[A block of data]
──────
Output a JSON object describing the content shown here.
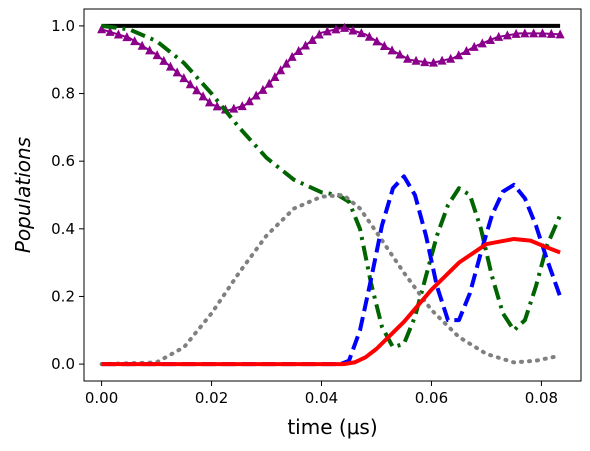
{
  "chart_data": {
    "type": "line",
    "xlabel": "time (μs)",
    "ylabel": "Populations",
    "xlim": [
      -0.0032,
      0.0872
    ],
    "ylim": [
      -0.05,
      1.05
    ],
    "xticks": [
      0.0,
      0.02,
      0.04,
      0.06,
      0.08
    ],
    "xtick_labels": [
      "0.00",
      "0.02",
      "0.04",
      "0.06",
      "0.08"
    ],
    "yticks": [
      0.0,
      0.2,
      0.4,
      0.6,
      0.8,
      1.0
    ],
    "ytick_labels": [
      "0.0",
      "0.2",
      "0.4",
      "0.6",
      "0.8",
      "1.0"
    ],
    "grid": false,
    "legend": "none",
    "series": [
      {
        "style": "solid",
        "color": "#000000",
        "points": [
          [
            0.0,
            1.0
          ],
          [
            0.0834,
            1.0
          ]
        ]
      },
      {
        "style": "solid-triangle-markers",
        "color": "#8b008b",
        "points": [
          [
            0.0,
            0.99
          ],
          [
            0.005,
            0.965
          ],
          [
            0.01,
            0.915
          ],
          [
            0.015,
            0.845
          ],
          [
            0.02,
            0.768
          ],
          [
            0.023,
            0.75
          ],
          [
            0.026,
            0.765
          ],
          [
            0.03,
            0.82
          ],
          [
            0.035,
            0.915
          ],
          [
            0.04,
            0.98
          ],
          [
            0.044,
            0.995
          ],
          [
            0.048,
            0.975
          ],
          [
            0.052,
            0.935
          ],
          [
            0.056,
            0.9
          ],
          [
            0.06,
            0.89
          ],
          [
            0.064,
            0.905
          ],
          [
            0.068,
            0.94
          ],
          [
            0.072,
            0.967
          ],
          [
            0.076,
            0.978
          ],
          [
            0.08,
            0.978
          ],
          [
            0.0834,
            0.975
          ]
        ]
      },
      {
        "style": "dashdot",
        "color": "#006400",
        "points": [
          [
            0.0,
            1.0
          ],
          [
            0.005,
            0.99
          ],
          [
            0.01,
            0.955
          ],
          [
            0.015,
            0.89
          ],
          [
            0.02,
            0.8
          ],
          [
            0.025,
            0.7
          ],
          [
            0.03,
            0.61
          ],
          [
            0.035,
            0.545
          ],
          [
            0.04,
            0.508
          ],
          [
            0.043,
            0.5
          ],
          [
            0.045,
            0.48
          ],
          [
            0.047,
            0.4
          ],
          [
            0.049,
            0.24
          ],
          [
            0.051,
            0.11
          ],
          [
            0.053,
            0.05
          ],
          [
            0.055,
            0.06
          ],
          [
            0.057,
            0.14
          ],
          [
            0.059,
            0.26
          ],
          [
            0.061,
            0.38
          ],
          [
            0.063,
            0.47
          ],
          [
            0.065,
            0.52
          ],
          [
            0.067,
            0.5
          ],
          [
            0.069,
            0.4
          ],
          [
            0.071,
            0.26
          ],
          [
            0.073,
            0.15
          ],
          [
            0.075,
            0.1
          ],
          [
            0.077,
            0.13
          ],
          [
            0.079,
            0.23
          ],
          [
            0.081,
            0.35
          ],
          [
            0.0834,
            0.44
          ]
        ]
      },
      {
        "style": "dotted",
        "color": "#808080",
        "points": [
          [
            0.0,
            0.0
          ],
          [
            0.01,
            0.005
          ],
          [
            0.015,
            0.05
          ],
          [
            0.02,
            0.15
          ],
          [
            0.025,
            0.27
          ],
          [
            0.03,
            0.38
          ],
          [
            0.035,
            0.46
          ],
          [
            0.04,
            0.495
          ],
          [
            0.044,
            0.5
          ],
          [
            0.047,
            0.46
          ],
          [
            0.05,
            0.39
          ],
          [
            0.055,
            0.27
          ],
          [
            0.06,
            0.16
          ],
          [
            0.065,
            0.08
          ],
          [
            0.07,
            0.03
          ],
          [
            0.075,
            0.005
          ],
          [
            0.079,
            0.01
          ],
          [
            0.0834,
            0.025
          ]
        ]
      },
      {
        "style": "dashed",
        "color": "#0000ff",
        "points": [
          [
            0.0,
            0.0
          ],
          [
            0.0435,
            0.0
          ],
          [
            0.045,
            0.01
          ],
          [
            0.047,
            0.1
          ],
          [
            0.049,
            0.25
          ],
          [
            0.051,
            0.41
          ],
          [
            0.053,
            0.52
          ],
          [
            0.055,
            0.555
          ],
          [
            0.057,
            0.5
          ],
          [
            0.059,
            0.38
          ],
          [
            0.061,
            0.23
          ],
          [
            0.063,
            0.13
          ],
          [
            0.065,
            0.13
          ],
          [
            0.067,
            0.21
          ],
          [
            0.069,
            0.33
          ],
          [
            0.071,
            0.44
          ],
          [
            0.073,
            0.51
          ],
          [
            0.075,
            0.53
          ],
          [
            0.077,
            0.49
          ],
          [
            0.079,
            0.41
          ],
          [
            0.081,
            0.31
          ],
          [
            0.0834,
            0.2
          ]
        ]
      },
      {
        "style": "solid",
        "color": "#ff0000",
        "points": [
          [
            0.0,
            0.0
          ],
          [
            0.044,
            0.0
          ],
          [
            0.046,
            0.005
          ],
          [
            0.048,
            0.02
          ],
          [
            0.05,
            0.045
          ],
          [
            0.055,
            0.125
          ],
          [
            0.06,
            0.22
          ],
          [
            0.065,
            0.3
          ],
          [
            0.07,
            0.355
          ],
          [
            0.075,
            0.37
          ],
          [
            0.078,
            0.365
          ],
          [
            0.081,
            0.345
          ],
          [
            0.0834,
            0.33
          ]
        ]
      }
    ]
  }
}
──────
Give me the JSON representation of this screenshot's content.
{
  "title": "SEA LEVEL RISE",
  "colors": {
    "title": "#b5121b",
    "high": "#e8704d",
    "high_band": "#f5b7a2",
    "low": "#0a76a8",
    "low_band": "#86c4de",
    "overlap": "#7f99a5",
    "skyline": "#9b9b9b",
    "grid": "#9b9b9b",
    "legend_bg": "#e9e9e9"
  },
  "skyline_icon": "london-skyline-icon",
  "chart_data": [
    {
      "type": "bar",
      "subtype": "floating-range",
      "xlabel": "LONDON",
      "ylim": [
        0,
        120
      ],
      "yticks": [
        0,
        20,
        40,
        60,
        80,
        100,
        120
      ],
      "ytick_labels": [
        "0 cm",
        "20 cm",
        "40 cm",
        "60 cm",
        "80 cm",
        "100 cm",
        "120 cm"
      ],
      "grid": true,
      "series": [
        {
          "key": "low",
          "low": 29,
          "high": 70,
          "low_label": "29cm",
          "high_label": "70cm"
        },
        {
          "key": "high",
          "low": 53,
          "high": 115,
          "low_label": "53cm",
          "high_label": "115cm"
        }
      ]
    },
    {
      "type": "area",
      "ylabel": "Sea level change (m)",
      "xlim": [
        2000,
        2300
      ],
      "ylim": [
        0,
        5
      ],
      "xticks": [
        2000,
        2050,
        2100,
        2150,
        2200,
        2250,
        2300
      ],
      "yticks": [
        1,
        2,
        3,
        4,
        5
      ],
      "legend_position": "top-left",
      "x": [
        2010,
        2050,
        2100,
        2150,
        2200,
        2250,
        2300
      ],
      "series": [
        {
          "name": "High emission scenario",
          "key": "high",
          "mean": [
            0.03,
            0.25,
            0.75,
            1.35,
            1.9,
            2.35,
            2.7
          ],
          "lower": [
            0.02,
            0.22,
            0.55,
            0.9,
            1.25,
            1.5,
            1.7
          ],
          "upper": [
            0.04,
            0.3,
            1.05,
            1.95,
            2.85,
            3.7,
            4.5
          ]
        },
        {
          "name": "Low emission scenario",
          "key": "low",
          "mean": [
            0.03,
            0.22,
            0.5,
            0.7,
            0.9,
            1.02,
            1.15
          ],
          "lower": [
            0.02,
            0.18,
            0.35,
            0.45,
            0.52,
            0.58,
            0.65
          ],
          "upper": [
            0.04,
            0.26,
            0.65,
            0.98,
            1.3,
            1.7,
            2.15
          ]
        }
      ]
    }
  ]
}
──────
Exercise brief:
Collect the lines that hold "content".

Complete answer:
Output a JSON object describing the content shown here.
Give me the JSON representation of this screenshot's content.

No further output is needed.